WORK TO BE COMPLETED: Set down all of the entries word for word, omitting the images they contain.

--- Begin MATERIAL SHOWN ---

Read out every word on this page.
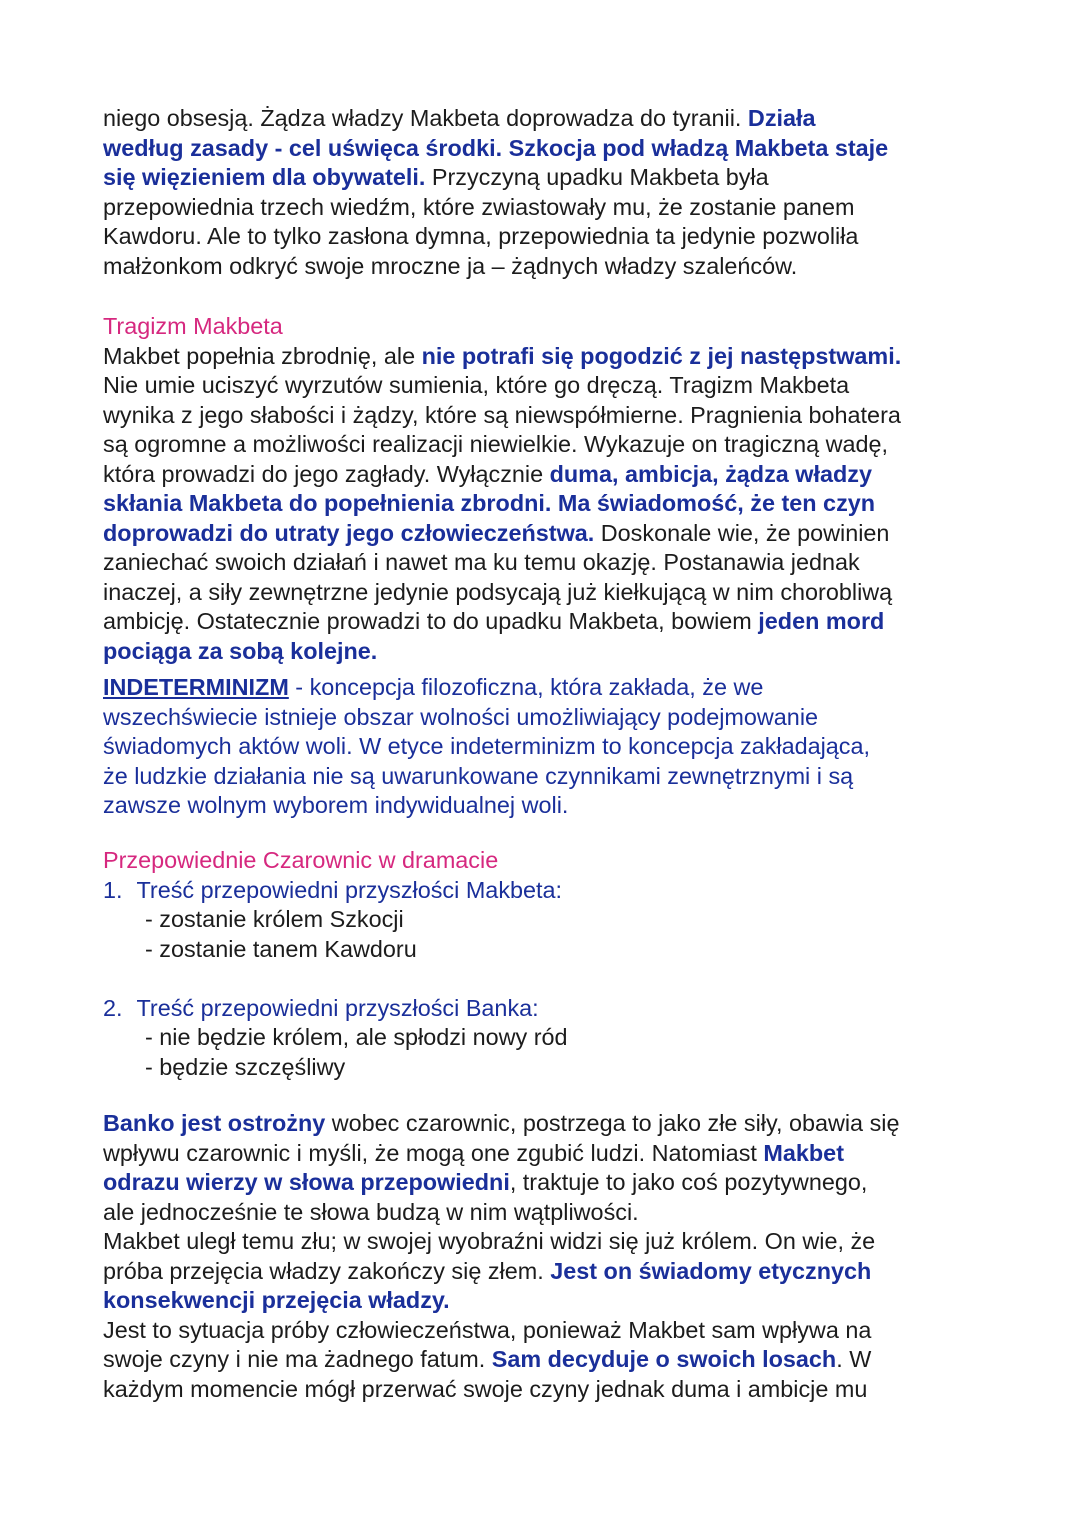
niego obsesją. Żądza władzy Makbeta doprowadza do tyranii. Działa
według zasady - cel uświęca środki. Szkocja pod władzą Makbeta staje
się więzieniem dla obywateli. Przyczyną upadku Makbeta była
przepowiednia trzech wiedźm, które zwiastowały mu, że zostanie panem
Kawdoru. Ale to tylko zasłona dymna, przepowiednia ta jedynie pozwoliła
małżonkom odkryć swoje mroczne ja – żądnych władzy szaleńców.
Tragizm Makbeta
Makbet popełnia zbrodnię, ale nie potrafi się pogodzić z jej następstwami.
Nie umie uciszyć wyrzutów sumienia, które go dręczą. Tragizm Makbeta
wynika z jego słabości i żądzy, które są niewspółmierne. Pragnienia bohatera
są ogromne a możliwości realizacji niewielkie. Wykazuje on tragiczną wadę,
która prowadzi do jego zagłady. Wyłącznie duma, ambicja, żądza władzy
skłania Makbeta do popełnienia zbrodni. Ma świadomość, że ten czyn
doprowadzi do utraty jego człowieczeństwa. Doskonale wie, że powinien
zaniechać swoich działań i nawet ma ku temu okazję. Postanawia jednak
inaczej, a siły zewnętrzne jedynie podsycają już kiełkującą w nim chorobliwą
ambicję. Ostatecznie prowadzi to do upadku Makbeta, bowiem jeden mord
pociąga za sobą kolejne.
INDETERMINIZM - koncepcja filozoficzna, która zakłada, że we
wszechświecie istnieje obszar wolności umożliwiający podejmowanie
świadomych aktów woli. W etyce indeterminizm to koncepcja zakładająca,
że ludzkie działania nie są uwarunkowane czynnikami zewnętrznymi i są
zawsze wolnym wyborem indywidualnej woli.
Przepowiednie Czarownic w dramacie
1. Treść przepowiedni przyszłości Makbeta:
- zostanie królem Szkocji
- zostanie tanem Kawdoru
2. Treść przepowiedni przyszłości Banka:
- nie będzie królem, ale spłodzi nowy ród
- będzie szczęśliwy
Banko jest ostrożny wobec czarownic, postrzega to jako złe siły, obawia się
wpływu czarownic i myśli, że mogą one zgubić ludzi. Natomiast Makbet
odrazu wierzy w słowa przepowiedni, traktuje to jako coś pozytywnego,
ale jednocześnie te słowa budzą w nim wątpliwości.
Makbet uległ temu złu; w swojej wyobraźni widzi się już królem. On wie, że
próba przejęcia władzy zakończy się złem. Jest on świadomy etycznych
konsekwencji przejęcia władzy.
Jest to sytuacja próby człowieczeństwa, ponieważ Makbet sam wpływa na
swoje czyny i nie ma żadnego fatum. Sam decyduje o swoich losach. W
każdym momencie mógł przerwać swoje czyny jednak duma i ambicje mu
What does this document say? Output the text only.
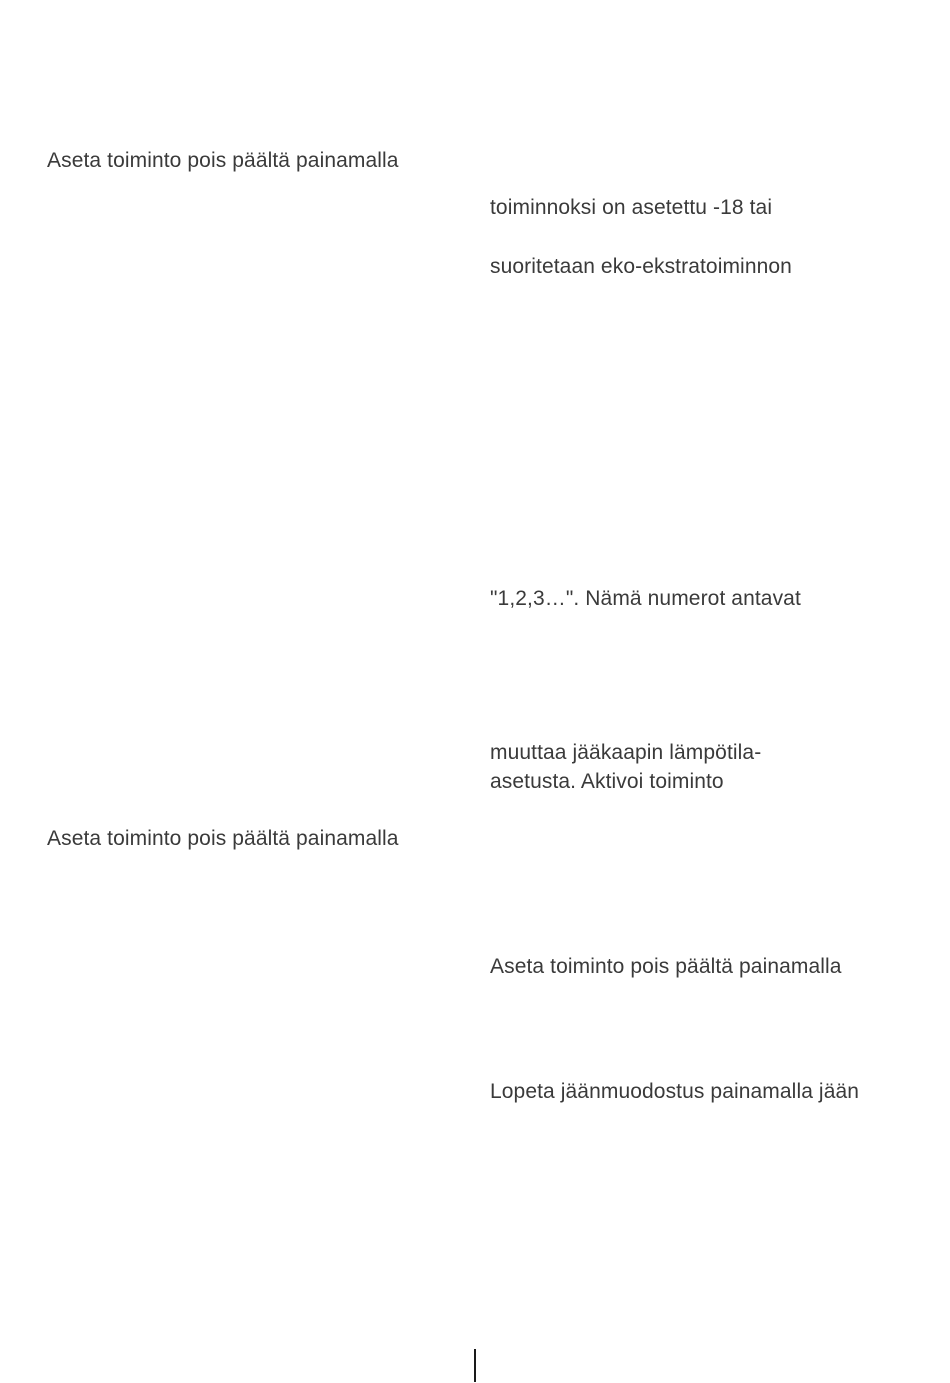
Aseta toiminto pois päältä painamalla
Aseta toiminto pois päältä painamalla
toiminnoksi on asetettu -18 tai
suoritetaan eko-ekstratoiminnon
"1,2,3…". Nämä numerot antavat
muuttaa jääkaapin lämpötila-
asetusta. Aktivoi toiminto
Aseta toiminto pois päältä painamalla
Lopeta jäänmuodostus painamalla jään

--- End MATERIAL SHOWN ---

FULL ANSWER:
Read out every word on this page.
niego obsesją. Żądza władzy Makbeta doprowadza do tyranii. Działa
według zasady - cel uświęca środki. Szkocja pod władzą Makbeta staje
się więzieniem dla obywateli. Przyczyną upadku Makbeta była
przepowiednia trzech wiedźm, które zwiastowały mu, że zostanie panem
Kawdoru. Ale to tylko zasłona dymna, przepowiednia ta jedynie pozwoliła
małżonkom odkryć swoje mroczne ja – żądnych władzy szaleńców.
Tragizm Makbeta
Makbet popełnia zbrodnię, ale nie potrafi się pogodzić z jej następstwami.
Nie umie uciszyć wyrzutów sumienia, które go dręczą. Tragizm Makbeta
wynika z jego słabości i żądzy, które są niewspółmierne. Pragnienia bohatera
są ogromne a możliwości realizacji niewielkie. Wykazuje on tragiczną wadę,
która prowadzi do jego zagłady. Wyłącznie duma, ambicja, żądza władzy
skłania Makbeta do popełnienia zbrodni. Ma świadomość, że ten czyn
doprowadzi do utraty jego człowieczeństwa. Doskonale wie, że powinien
zaniechać swoich działań i nawet ma ku temu okazję. Postanawia jednak
inaczej, a siły zewnętrzne jedynie podsycają już kiełkującą w nim chorobliwą
ambicję. Ostatecznie prowadzi to do upadku Makbeta, bowiem jeden mord
pociąga za sobą kolejne.
INDETERMINIZM - koncepcja filozoficzna, która zakłada, że we
wszechświecie istnieje obszar wolności umożliwiający podejmowanie
świadomych aktów woli. W etyce indeterminizm to koncepcja zakładająca,
że ludzkie działania nie są uwarunkowane czynnikami zewnętrznymi i są
zawsze wolnym wyborem indywidualnej woli.
Przepowiednie Czarownic w dramacie
1. Treść przepowiedni przyszłości Makbeta:
- zostanie królem Szkocji
- zostanie tanem Kawdoru
2. Treść przepowiedni przyszłości Banka:
- nie będzie królem, ale spłodzi nowy ród
- będzie szczęśliwy
Banko jest ostrożny wobec czarownic, postrzega to jako złe siły, obawia się
wpływu czarownic i myśli, że mogą one zgubić ludzi. Natomiast Makbet
odrazu wierzy w słowa przepowiedni, traktuje to jako coś pozytywnego,
ale jednocześnie te słowa budzą w nim wątpliwości.
Makbet uległ temu złu; w swojej wyobraźni widzi się już królem. On wie, że
próba przejęcia władzy zakończy się złem. Jest on świadomy etycznych
konsekwencji przejęcia władzy.
Jest to sytuacja próby człowieczeństwa, ponieważ Makbet sam wpływa na
swoje czyny i nie ma żadnego fatum. Sam decyduje o swoich losach. W
każdym momencie mógł przerwać swoje czyny jednak duma i ambicje mu
What does this document say? Output the text only.
Aseta toiminto pois päältä painamalla
Aseta toiminto pois päältä painamalla
toiminnoksi on asetettu -18 tai
suoritetaan eko-ekstratoiminnon
"1,2,3…". Nämä numerot antavat
muuttaa jääkaapin lämpötila-
asetusta. Aktivoi toiminto
Aseta toiminto pois päältä painamalla
Lopeta jäänmuodostus painamalla jään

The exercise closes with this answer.